**WRITTEN EXERCISE**
Search the records that follow and extract every line containing the string "text".
TASK INPUT start
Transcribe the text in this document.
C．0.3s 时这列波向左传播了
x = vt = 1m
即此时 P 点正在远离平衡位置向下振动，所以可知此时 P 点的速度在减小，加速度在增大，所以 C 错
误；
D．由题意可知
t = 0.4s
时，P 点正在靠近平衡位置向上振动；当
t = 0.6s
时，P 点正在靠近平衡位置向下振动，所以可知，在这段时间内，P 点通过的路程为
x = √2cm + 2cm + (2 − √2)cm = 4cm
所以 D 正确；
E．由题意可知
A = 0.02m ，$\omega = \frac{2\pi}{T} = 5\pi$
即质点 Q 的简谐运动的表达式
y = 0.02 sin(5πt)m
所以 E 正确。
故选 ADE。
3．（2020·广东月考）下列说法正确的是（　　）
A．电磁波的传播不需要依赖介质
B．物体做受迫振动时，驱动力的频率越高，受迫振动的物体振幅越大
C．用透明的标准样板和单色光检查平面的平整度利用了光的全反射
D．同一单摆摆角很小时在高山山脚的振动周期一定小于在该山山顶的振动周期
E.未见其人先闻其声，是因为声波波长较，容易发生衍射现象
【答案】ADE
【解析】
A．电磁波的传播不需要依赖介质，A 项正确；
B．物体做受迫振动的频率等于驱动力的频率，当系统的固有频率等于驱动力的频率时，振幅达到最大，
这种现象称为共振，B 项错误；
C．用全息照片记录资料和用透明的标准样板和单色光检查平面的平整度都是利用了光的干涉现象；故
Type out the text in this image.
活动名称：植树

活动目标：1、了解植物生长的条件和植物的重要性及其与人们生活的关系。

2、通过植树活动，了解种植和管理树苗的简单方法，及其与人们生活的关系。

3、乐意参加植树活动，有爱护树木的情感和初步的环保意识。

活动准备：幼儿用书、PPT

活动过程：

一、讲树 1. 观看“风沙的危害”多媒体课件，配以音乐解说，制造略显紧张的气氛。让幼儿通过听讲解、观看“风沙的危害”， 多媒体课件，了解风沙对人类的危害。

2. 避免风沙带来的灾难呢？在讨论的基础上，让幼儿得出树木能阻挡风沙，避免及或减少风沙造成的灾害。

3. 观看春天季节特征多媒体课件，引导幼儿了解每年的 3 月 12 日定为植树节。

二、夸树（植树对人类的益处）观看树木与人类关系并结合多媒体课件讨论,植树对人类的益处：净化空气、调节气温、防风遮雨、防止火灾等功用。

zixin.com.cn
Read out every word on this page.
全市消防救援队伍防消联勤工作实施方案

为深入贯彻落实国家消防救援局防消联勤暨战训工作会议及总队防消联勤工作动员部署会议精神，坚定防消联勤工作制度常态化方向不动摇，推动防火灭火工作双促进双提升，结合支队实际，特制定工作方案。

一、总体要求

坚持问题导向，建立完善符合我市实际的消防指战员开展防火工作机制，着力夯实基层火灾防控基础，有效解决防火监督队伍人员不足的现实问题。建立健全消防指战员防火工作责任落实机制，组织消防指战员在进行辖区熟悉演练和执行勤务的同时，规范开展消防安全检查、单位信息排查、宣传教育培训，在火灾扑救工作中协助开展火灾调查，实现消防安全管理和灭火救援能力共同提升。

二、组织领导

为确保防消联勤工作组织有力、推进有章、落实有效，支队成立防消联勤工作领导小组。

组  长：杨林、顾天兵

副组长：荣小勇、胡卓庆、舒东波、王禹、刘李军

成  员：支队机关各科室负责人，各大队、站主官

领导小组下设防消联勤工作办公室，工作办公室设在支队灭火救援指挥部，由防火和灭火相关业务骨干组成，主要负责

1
TASK INPUT end
**EXERCISE RESPONSE**
Transcribe the text in this document.
Type out the text in this image.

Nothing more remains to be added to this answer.